§ Records supplied:
....................
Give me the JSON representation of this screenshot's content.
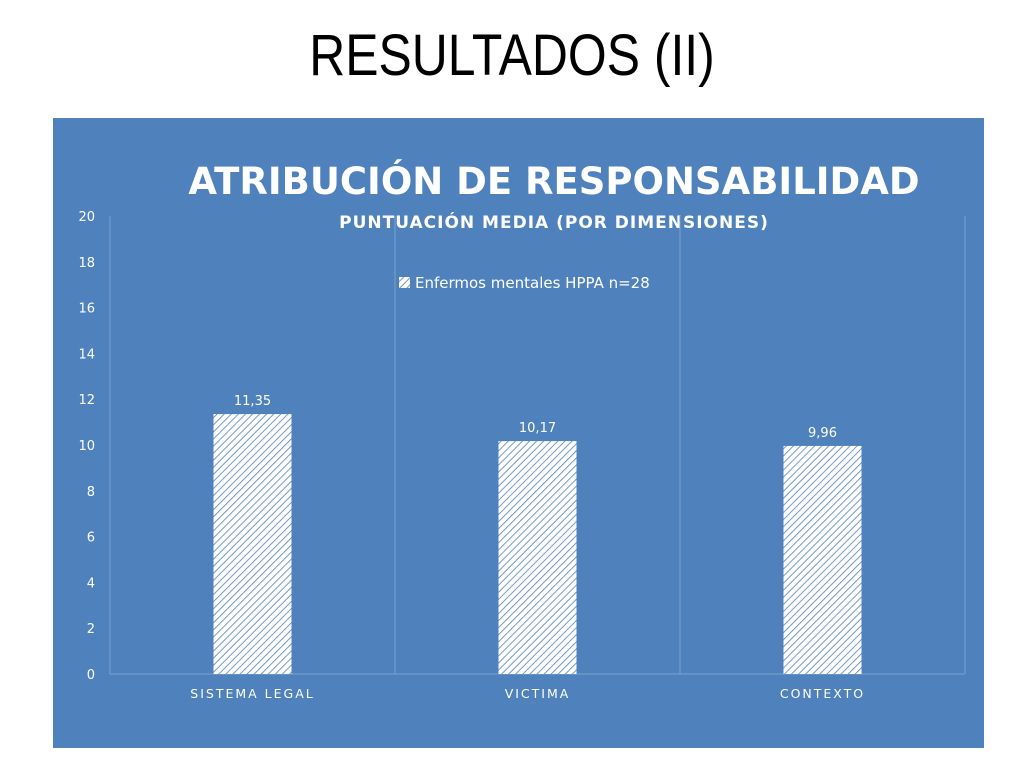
{
  "slide": {
    "title": "RESULTADOS (II)"
  },
  "colors": {
    "panel": "#4f81bd",
    "bar_fill": "#ffffff",
    "bar_hatch": "#4f81bd",
    "text": "#ffffff",
    "gridline": "#7ea1cf"
  },
  "chart_data": {
    "type": "bar",
    "title": "ATRIBUCIÓN DE RESPONSABILIDAD",
    "subtitle": "PUNTUACIÓN MEDIA (POR DIMENSIONES)",
    "categories": [
      "SISTEMA LEGAL",
      "VICTIMA",
      "CONTEXTO"
    ],
    "series": [
      {
        "name": "Enfermos mentales HPPA n=28",
        "values": [
          11.35,
          10.17,
          9.96
        ]
      }
    ],
    "data_labels": [
      "11,35",
      "10,17",
      "9,96"
    ],
    "ylim": [
      0,
      20
    ],
    "yticks": [
      0,
      2,
      4,
      6,
      8,
      10,
      12,
      14,
      16,
      18,
      20
    ],
    "legend_position": "top-center",
    "grid": "vertical-category-separators",
    "bar_pattern": "diagonal-hatch"
  }
}
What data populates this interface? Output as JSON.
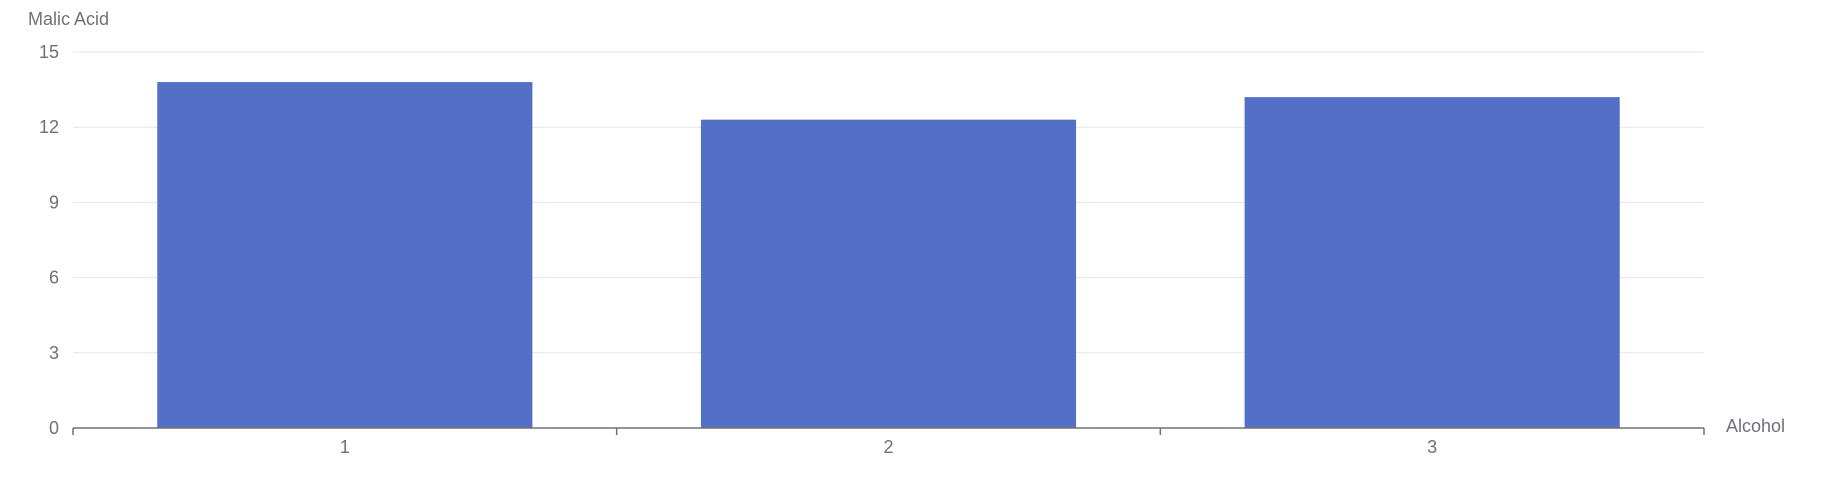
{
  "chart_data": {
    "type": "bar",
    "categories": [
      "1",
      "2",
      "3"
    ],
    "values": [
      13.8,
      12.3,
      13.2
    ],
    "xlabel": "Alcohol",
    "ylabel": "Malic Acid",
    "ylim": [
      0,
      15
    ],
    "yticks": [
      "0",
      "3",
      "6",
      "9",
      "12",
      "15"
    ],
    "grid": true,
    "legend": "none",
    "colors": {
      "bar": "#5470c6",
      "grid": "#e0e6f1",
      "axis": "#6e7079",
      "text": "#6e7079"
    }
  }
}
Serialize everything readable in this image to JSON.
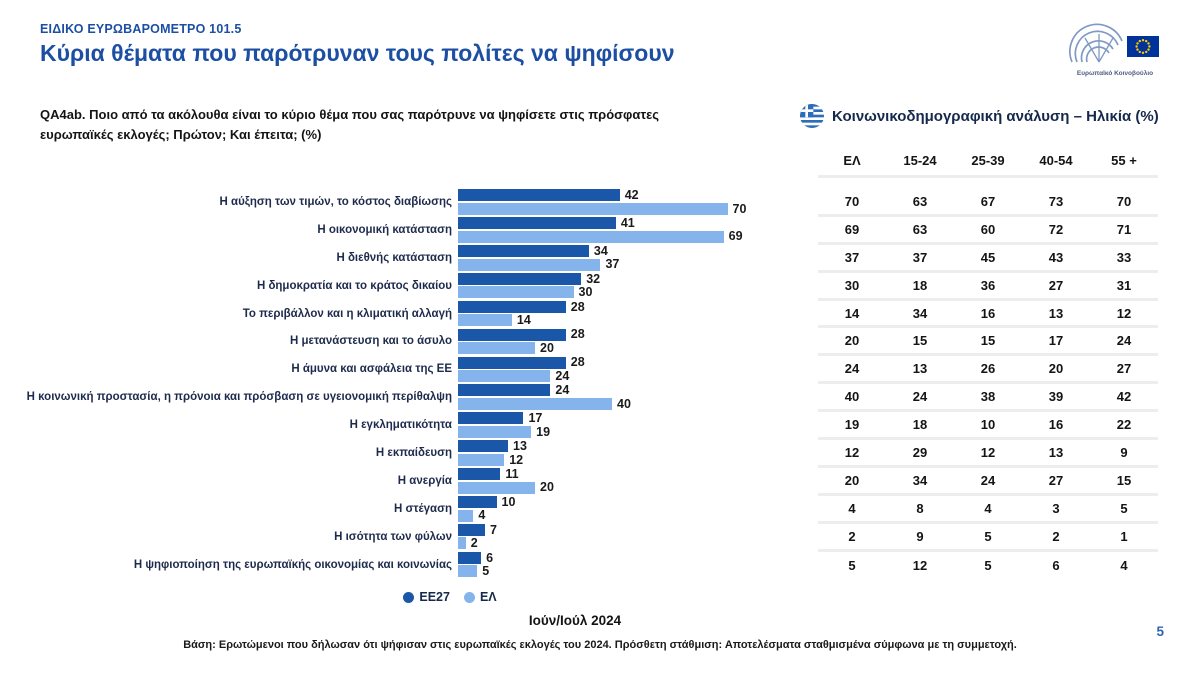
{
  "header": {
    "kicker": "ΕΙΔΙΚΟ ΕΥΡΩΒΑΡΟΜΕΤΡΟ 101.5",
    "title": "Κύρια θέματα που παρότρυναν τους πολίτες να ψηφίσουν",
    "logo_caption": "Ευρωπαϊκό Κοινοβούλιο"
  },
  "question": "QA4ab. Ποιο από τα ακόλουθα είναι το κύριο θέμα που σας παρότρυνε να ψηφίσετε στις πρόσφατες ευρωπαϊκές εκλογές; Πρώτον; Και έπειτα; (%)",
  "demo_panel": {
    "title": "Κοινωνικοδημογραφική ανάλυση – Ηλικία (%)",
    "columns": [
      "ΕΛ",
      "15-24",
      "25-39",
      "40-54",
      "55 +"
    ]
  },
  "chart_data": {
    "type": "bar",
    "orientation": "horizontal",
    "title": "Κύρια θέματα που παρότρυναν τους πολίτες να ψηφίσουν",
    "xlim": [
      0,
      80
    ],
    "grid": false,
    "legend_position": "bottom",
    "categories": [
      "Η αύξηση των τιμών, το κόστος διαβίωσης",
      "Η οικονομική κατάσταση",
      "Η διεθνής κατάσταση",
      "Η δημοκρατία και το κράτος δικαίου",
      "Το περιβάλλον και η κλιματική αλλαγή",
      "Η μετανάστευση και το άσυλο",
      "Η άμυνα και ασφάλεια της ΕΕ",
      "Η κοινωνική προστασία, η πρόνοια και πρόσβαση σε υγειονομική περίθαλψη",
      "Η εγκληματικότητα",
      "Η εκπαίδευση",
      "Η ανεργία",
      "Η στέγαση",
      "Η ισότητα των φύλων",
      "Η ψηφιοποίηση της ευρωπαϊκής οικονομίας και κοινωνίας"
    ],
    "series": [
      {
        "name": "ΕΕ27",
        "color": "#1b57a8",
        "values": [
          42,
          41,
          34,
          32,
          28,
          28,
          28,
          24,
          17,
          13,
          11,
          10,
          7,
          6
        ]
      },
      {
        "name": "ΕΛ",
        "color": "#85b4ec",
        "values": [
          70,
          69,
          37,
          30,
          14,
          20,
          24,
          40,
          19,
          12,
          20,
          4,
          2,
          5
        ]
      }
    ],
    "age_table": {
      "columns": [
        "ΕΛ",
        "15-24",
        "25-39",
        "40-54",
        "55 +"
      ],
      "rows": [
        [
          70,
          63,
          67,
          73,
          70
        ],
        [
          69,
          63,
          60,
          72,
          71
        ],
        [
          37,
          37,
          45,
          43,
          33
        ],
        [
          30,
          18,
          36,
          27,
          31
        ],
        [
          14,
          34,
          16,
          13,
          12
        ],
        [
          20,
          15,
          15,
          17,
          24
        ],
        [
          24,
          13,
          26,
          20,
          27
        ],
        [
          40,
          24,
          38,
          39,
          42
        ],
        [
          19,
          18,
          10,
          16,
          22
        ],
        [
          12,
          29,
          12,
          13,
          9
        ],
        [
          20,
          34,
          24,
          27,
          15
        ],
        [
          4,
          8,
          4,
          3,
          5
        ],
        [
          2,
          9,
          5,
          2,
          1
        ],
        [
          5,
          12,
          5,
          6,
          4
        ]
      ]
    }
  },
  "legend": [
    {
      "label": "ΕΕ27",
      "color": "#1b57a8"
    },
    {
      "label": "ΕΛ",
      "color": "#85b4ec"
    }
  ],
  "period": "Ιούν/Ιούλ 2024",
  "footnote": "Βάση: Ερωτώμενοι που δήλωσαν ότι ψήφισαν στις ευρωπαϊκές εκλογές του 2024. Πρόσθετη στάθμιση: Αποτελέσματα σταθμισμένα σύμφωνα με τη συμμετοχή.",
  "page_number": "5",
  "colors": {
    "accent_blue": "#1c4fa4",
    "bar_dark": "#1b57a8",
    "bar_light": "#85b4ec",
    "eu_flag_blue": "#003399",
    "eu_star_yellow": "#ffcc00",
    "greek_flag_blue": "#2e6db8",
    "table_separator": "#ededed"
  }
}
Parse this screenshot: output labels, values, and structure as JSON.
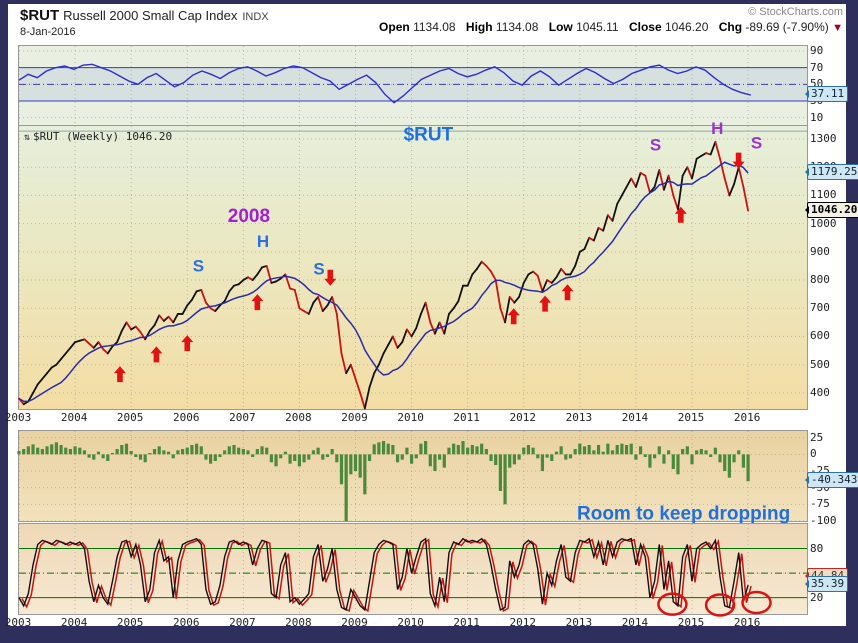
....................
§ Description of the task: Without the pictures, repeat the listing above exactly.

§ Result of the exercise:
Give me the JSON representation of this screenshot's content.
{
  "slide": {
    "title": "RESULTADOS (II)"
  },
  "colors": {
    "panel": "#4f81bd",
    "bar_fill": "#ffffff",
    "bar_hatch": "#4f81bd",
    "text": "#ffffff",
    "gridline": "#7ea1cf"
  },
  "chart_data": {
    "type": "bar",
    "title": "ATRIBUCIÓN DE RESPONSABILIDAD",
    "subtitle": "PUNTUACIÓN MEDIA (POR DIMENSIONES)",
    "categories": [
      "SISTEMA LEGAL",
      "VICTIMA",
      "CONTEXTO"
    ],
    "series": [
      {
        "name": "Enfermos mentales HPPA n=28",
        "values": [
          11.35,
          10.17,
          9.96
        ]
      }
    ],
    "data_labels": [
      "11,35",
      "10,17",
      "9,96"
    ],
    "ylim": [
      0,
      20
    ],
    "yticks": [
      0,
      2,
      4,
      6,
      8,
      10,
      12,
      14,
      16,
      18,
      20
    ],
    "legend_position": "top-center",
    "grid": "vertical-category-separators",
    "bar_pattern": "diagonal-hatch"
  }
}
What data populates this interface? Output as JSON.
{
  "chart_data": {
    "type": "bar",
    "categories": [
      "1",
      "2",
      "3"
    ],
    "values": [
      13.8,
      12.3,
      13.2
    ],
    "xlabel": "Alcohol",
    "ylabel": "Malic Acid",
    "ylim": [
      0,
      15
    ],
    "yticks": [
      "0",
      "3",
      "6",
      "9",
      "12",
      "15"
    ],
    "grid": true,
    "legend": "none",
    "colors": {
      "bar": "#5470c6",
      "grid": "#e0e6f1",
      "axis": "#6e7079",
      "text": "#6e7079"
    }
  }
}
Serialize everything readable in this image to JSON.
{
  "header": {
    "kicker": "ΕΙΔΙΚΟ ΕΥΡΩΒΑΡΟΜΕΤΡΟ 101.5",
    "title": "Κύρια θέματα που παρότρυναν τους πολίτες να ψηφίσουν",
    "logo_caption": "Ευρωπαϊκό Κοινοβούλιο"
  },
  "question": "QA4ab. Ποιο από τα ακόλουθα είναι το κύριο θέμα που σας παρότρυνε να ψηφίσετε στις πρόσφατες ευρωπαϊκές εκλογές; Πρώτον; Και έπειτα; (%)",
  "demo_panel": {
    "title": "Κοινωνικοδημογραφική ανάλυση – Ηλικία (%)",
    "columns": [
      "ΕΛ",
      "15-24",
      "25-39",
      "40-54",
      "55 +"
    ]
  },
  "chart_data": {
    "type": "bar",
    "orientation": "horizontal",
    "title": "Κύρια θέματα που παρότρυναν τους πολίτες να ψηφίσουν",
    "xlim": [
      0,
      80
    ],
    "grid": false,
    "legend_position": "bottom",
    "categories": [
      "Η αύξηση των τιμών, το κόστος διαβίωσης",
      "Η οικονομική κατάσταση",
      "Η διεθνής κατάσταση",
      "Η δημοκρατία και το κράτος δικαίου",
      "Το περιβάλλον και η κλιματική αλλαγή",
      "Η μετανάστευση και το άσυλο",
      "Η άμυνα και ασφάλεια της ΕΕ",
      "Η κοινωνική προστασία, η πρόνοια και πρόσβαση σε υγειονομική περίθαλψη",
      "Η εγκληματικότητα",
      "Η εκπαίδευση",
      "Η ανεργία",
      "Η στέγαση",
      "Η ισότητα των φύλων",
      "Η ψηφιοποίηση της ευρωπαϊκής οικονομίας και κοινωνίας"
    ],
    "series": [
      {
        "name": "ΕΕ27",
        "color": "#1b57a8",
        "values": [
          42,
          41,
          34,
          32,
          28,
          28,
          28,
          24,
          17,
          13,
          11,
          10,
          7,
          6
        ]
      },
      {
        "name": "ΕΛ",
        "color": "#85b4ec",
        "values": [
          70,
          69,
          37,
          30,
          14,
          20,
          24,
          40,
          19,
          12,
          20,
          4,
          2,
          5
        ]
      }
    ],
    "age_table": {
      "columns": [
        "ΕΛ",
        "15-24",
        "25-39",
        "40-54",
        "55 +"
      ],
      "rows": [
        [
          70,
          63,
          67,
          73,
          70
        ],
        [
          69,
          63,
          60,
          72,
          71
        ],
        [
          37,
          37,
          45,
          43,
          33
        ],
        [
          30,
          18,
          36,
          27,
          31
        ],
        [
          14,
          34,
          16,
          13,
          12
        ],
        [
          20,
          15,
          15,
          17,
          24
        ],
        [
          24,
          13,
          26,
          20,
          27
        ],
        [
          40,
          24,
          38,
          39,
          42
        ],
        [
          19,
          18,
          10,
          16,
          22
        ],
        [
          12,
          29,
          12,
          13,
          9
        ],
        [
          20,
          34,
          24,
          27,
          15
        ],
        [
          4,
          8,
          4,
          3,
          5
        ],
        [
          2,
          9,
          5,
          2,
          1
        ],
        [
          5,
          12,
          5,
          6,
          4
        ]
      ]
    }
  },
  "legend": [
    {
      "label": "ΕΕ27",
      "color": "#1b57a8"
    },
    {
      "label": "ΕΛ",
      "color": "#85b4ec"
    }
  ],
  "period": "Ιούν/Ιούλ 2024",
  "footnote": "Βάση: Ερωτώμενοι που δήλωσαν ότι ψήφισαν στις ευρωπαϊκές εκλογές του 2024. Πρόσθετη στάθμιση: Αποτελέσματα σταθμισμένα σύμφωνα με τη συμμετοχή.",
  "page_number": "5",
  "colors": {
    "accent_blue": "#1c4fa4",
    "bar_dark": "#1b57a8",
    "bar_light": "#85b4ec",
    "eu_flag_blue": "#003399",
    "eu_star_yellow": "#ffcc00",
    "greek_flag_blue": "#2e6db8",
    "table_separator": "#ededed"
  }
}
Parse this screenshot: output labels, values, and structure as JSON.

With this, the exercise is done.